══ DATA ROWS

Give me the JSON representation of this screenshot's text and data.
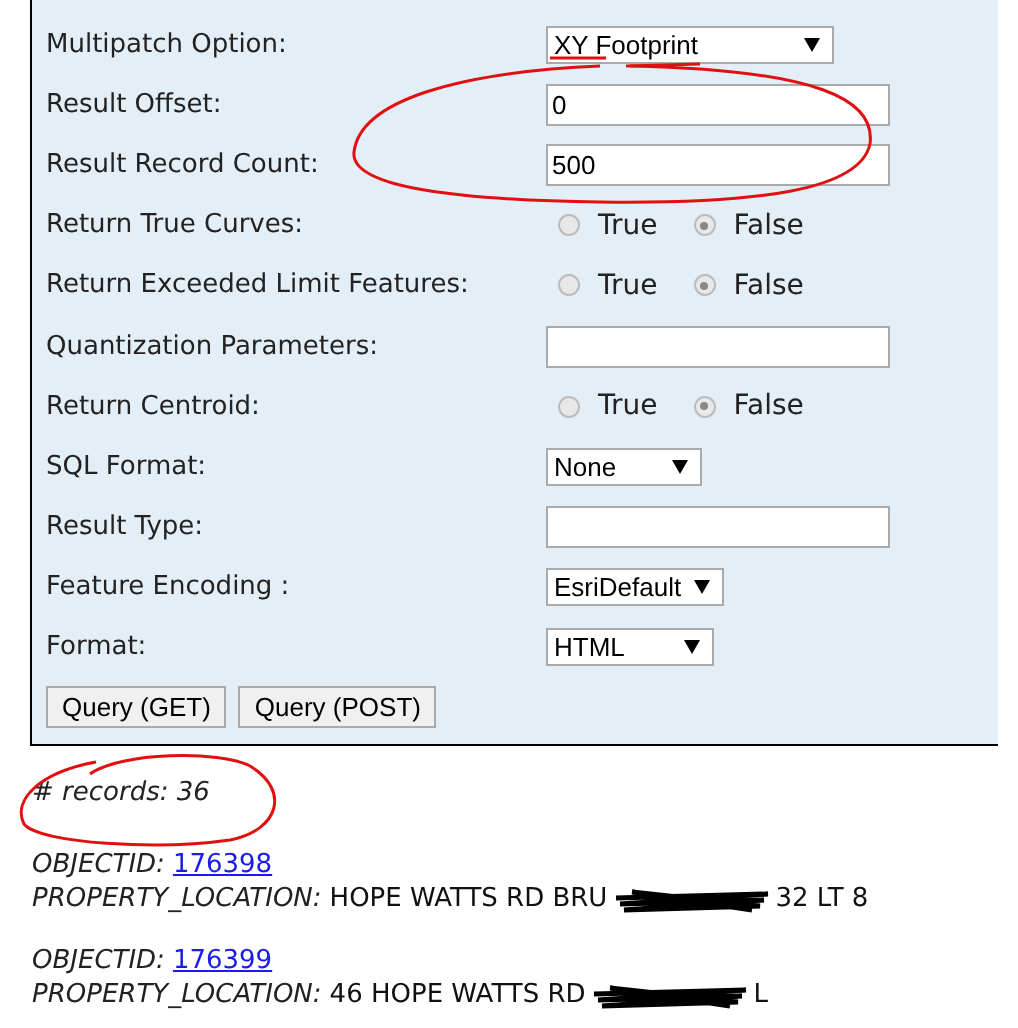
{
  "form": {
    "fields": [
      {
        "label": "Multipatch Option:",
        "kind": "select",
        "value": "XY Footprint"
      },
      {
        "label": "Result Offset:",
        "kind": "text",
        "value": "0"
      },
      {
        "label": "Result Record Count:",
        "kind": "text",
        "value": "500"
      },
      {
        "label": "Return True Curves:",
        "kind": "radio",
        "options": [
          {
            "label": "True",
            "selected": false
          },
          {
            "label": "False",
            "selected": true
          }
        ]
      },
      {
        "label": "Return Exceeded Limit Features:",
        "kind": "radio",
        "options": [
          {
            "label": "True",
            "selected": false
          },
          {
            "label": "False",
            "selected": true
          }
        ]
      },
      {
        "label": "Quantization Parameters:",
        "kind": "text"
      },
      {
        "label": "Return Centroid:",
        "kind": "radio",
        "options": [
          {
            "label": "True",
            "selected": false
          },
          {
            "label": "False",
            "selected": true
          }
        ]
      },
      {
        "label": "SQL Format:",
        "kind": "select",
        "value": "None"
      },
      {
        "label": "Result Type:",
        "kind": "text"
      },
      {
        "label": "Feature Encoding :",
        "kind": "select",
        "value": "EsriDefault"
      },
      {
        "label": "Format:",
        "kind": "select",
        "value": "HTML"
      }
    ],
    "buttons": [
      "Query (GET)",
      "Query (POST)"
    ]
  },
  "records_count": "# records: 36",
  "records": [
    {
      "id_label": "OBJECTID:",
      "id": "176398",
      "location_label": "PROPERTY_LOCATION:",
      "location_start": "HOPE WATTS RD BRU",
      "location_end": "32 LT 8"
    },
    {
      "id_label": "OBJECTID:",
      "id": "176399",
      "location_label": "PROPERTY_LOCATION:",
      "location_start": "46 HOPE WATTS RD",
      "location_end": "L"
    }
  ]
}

════

**TASK DETAILS**
Copy each line in full and exactly, omitting any picture.

**FINISHED ANSWER**
Give me the JSON representation of this screenshot's text and data.
{
  "form": {
    "fields": [
      {
        "label": "Multipatch Option:",
        "kind": "select",
        "value": "XY Footprint"
      },
      {
        "label": "Result Offset:",
        "kind": "text",
        "value": "0"
      },
      {
        "label": "Result Record Count:",
        "kind": "text",
        "value": "500"
      },
      {
        "label": "Return True Curves:",
        "kind": "radio",
        "options": [
          {
            "label": "True",
            "selected": false
          },
          {
            "label": "False",
            "selected": true
          }
        ]
      },
      {
        "label": "Return Exceeded Limit Features:",
        "kind": "radio",
        "options": [
          {
            "label": "True",
            "selected": false
          },
          {
            "label": "False",
            "selected": true
          }
        ]
      },
      {
        "label": "Quantization Parameters:",
        "kind": "text"
      },
      {
        "label": "Return Centroid:",
        "kind": "radio",
        "options": [
          {
            "label": "True",
            "selected": false
          },
          {
            "label": "False",
            "selected": true
          }
        ]
      },
      {
        "label": "SQL Format:",
        "kind": "select",
        "value": "None"
      },
      {
        "label": "Result Type:",
        "kind": "text"
      },
      {
        "label": "Feature Encoding :",
        "kind": "select",
        "value": "EsriDefault"
      },
      {
        "label": "Format:",
        "kind": "select",
        "value": "HTML"
      }
    ],
    "buttons": [
      "Query (GET)",
      "Query (POST)"
    ]
  },
  "records_count": "# records: 36",
  "records": [
    {
      "id_label": "OBJECTID:",
      "id": "176398",
      "location_label": "PROPERTY_LOCATION:",
      "location_start": "HOPE WATTS RD BRU",
      "location_end": "32 LT 8"
    },
    {
      "id_label": "OBJECTID:",
      "id": "176399",
      "location_label": "PROPERTY_LOCATION:",
      "location_start": "46 HOPE WATTS RD",
      "location_end": "L"
    }
  ]
}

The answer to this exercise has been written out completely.